▶ What the exercise asks
Render the records, from the first line through the line with "left-scrollbar[interactable] xyxy=(11,75,25,541)", as a Markdown table with the columns Row and Text, numbering each row and leaving out any blank lines.

▶ Input for this task

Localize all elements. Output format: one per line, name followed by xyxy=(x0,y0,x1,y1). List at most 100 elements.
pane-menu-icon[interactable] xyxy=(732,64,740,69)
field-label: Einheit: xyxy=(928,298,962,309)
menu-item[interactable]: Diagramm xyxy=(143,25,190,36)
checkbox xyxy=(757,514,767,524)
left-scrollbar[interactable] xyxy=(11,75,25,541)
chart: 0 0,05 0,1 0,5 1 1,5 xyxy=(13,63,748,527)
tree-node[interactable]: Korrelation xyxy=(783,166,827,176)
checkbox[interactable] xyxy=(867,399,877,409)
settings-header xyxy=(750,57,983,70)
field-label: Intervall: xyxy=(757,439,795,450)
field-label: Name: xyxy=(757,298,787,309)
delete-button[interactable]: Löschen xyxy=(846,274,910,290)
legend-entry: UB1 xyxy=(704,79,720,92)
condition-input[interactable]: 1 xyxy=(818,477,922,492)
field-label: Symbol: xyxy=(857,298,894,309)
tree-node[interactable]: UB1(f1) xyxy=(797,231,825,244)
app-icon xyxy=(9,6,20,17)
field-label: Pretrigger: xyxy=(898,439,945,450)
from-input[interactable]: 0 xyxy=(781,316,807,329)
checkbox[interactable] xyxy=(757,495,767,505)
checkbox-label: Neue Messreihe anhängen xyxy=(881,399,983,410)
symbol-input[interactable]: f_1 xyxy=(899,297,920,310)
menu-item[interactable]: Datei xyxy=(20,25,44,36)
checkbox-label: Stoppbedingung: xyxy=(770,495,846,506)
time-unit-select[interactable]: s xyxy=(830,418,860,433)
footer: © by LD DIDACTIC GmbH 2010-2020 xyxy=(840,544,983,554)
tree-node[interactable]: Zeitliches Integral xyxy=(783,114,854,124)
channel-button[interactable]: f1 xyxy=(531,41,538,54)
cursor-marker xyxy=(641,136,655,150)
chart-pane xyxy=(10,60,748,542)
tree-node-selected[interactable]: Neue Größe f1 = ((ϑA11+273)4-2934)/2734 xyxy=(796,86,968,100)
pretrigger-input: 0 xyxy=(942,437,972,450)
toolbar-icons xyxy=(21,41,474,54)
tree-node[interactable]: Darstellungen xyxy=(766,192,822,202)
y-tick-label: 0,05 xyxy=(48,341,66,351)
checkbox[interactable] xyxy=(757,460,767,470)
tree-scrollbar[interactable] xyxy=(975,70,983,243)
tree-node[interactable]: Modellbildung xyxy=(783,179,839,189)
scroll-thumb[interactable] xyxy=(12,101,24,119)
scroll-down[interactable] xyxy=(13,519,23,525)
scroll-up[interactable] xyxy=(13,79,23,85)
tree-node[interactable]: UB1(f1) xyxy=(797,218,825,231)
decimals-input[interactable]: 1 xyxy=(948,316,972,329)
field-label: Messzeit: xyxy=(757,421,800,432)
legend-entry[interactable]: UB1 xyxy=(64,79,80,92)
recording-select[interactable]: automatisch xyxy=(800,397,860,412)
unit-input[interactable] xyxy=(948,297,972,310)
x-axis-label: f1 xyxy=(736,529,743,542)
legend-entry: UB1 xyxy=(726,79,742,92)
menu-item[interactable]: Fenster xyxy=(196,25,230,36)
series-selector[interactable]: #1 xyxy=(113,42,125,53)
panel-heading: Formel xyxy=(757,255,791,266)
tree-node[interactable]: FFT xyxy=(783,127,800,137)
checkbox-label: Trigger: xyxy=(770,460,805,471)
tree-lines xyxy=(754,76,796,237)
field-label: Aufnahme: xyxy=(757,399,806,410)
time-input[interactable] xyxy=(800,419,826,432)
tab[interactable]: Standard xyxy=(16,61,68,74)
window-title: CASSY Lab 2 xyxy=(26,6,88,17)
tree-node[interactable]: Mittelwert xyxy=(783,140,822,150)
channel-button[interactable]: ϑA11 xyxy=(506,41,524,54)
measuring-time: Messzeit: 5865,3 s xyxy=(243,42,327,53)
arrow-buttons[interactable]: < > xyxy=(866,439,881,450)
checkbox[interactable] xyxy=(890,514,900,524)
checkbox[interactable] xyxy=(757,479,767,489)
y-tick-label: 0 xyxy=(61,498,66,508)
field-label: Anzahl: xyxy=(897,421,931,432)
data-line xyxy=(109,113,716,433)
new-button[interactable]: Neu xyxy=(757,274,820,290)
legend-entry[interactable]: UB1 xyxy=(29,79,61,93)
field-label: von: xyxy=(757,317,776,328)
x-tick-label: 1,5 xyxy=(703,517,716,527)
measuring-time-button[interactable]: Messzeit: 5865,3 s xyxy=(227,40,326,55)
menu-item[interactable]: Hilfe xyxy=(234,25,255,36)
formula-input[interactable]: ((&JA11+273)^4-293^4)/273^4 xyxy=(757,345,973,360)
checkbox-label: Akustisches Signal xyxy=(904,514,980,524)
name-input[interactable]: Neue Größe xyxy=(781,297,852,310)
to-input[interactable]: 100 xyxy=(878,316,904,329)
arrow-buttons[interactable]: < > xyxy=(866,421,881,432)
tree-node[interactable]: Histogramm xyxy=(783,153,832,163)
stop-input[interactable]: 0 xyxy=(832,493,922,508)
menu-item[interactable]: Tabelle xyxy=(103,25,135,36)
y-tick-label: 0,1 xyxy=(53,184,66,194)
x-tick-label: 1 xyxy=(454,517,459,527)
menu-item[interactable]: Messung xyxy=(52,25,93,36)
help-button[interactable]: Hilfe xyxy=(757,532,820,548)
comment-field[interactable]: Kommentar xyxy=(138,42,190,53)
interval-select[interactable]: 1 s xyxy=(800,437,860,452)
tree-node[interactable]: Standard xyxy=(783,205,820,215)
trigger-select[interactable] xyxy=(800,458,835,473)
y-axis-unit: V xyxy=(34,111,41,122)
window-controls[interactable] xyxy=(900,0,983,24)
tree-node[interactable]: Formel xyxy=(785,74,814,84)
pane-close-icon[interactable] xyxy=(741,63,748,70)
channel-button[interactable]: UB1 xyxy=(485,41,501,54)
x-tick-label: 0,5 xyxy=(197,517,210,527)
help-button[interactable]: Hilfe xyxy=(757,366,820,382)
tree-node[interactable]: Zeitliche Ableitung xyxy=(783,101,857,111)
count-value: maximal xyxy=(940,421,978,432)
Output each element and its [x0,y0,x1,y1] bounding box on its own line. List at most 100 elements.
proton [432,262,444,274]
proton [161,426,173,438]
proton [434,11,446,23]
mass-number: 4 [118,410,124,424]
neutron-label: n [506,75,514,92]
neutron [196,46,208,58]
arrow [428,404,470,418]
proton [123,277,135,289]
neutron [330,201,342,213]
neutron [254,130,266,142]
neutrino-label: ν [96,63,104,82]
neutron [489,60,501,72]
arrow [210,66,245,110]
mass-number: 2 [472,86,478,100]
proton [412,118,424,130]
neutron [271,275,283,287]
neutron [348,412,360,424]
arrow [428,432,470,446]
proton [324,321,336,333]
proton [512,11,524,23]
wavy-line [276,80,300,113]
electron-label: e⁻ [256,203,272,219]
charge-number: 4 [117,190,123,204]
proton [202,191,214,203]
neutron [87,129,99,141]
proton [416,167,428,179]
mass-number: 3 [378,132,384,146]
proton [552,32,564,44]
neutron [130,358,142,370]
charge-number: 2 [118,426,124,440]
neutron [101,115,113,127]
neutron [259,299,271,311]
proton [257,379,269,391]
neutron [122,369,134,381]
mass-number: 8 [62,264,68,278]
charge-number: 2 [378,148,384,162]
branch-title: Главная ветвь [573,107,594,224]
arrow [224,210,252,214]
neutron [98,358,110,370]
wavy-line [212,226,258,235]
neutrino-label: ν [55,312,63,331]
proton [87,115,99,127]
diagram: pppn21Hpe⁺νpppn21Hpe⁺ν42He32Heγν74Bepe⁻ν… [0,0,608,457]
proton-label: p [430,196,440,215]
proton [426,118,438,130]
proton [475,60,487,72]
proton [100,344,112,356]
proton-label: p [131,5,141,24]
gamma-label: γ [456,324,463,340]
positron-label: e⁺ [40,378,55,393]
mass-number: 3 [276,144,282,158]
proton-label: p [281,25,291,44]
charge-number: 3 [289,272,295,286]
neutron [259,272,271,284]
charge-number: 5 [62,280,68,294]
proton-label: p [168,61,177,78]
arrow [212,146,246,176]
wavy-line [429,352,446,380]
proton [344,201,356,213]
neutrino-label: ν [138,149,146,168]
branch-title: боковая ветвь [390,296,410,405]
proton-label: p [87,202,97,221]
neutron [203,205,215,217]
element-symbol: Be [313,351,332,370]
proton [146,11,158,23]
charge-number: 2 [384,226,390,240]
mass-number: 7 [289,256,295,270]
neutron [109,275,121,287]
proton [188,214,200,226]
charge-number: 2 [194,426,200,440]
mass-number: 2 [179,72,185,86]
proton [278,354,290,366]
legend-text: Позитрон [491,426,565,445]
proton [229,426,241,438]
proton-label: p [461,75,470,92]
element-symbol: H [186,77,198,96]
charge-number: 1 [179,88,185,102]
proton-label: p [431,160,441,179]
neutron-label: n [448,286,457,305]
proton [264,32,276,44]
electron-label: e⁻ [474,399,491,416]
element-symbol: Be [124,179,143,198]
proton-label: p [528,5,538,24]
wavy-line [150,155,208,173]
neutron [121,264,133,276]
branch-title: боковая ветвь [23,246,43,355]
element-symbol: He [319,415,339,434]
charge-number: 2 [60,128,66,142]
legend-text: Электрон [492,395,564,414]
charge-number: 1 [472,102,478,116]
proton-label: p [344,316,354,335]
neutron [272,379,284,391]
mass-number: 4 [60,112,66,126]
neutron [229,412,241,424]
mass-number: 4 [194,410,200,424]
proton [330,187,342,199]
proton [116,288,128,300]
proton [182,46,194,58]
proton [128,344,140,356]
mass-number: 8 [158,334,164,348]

▶ Problem solution
| Row | Text |
|---|---|
| 1 | Localize all elements. Output format: one per line, name followed by xyxy=(x0,y0,x1,y1). List at most 100 elements. |
| 2 | pane-menu-icon[interactable] xyxy=(732,64,740,69) |
| 3 | field-label: Einheit: xyxy=(928,298,962,309) |
| 4 | menu-item[interactable]: Diagramm xyxy=(143,25,190,36) |
| 5 | checkbox xyxy=(757,514,767,524) |
| 6 | left-scrollbar[interactable] xyxy=(11,75,25,541) |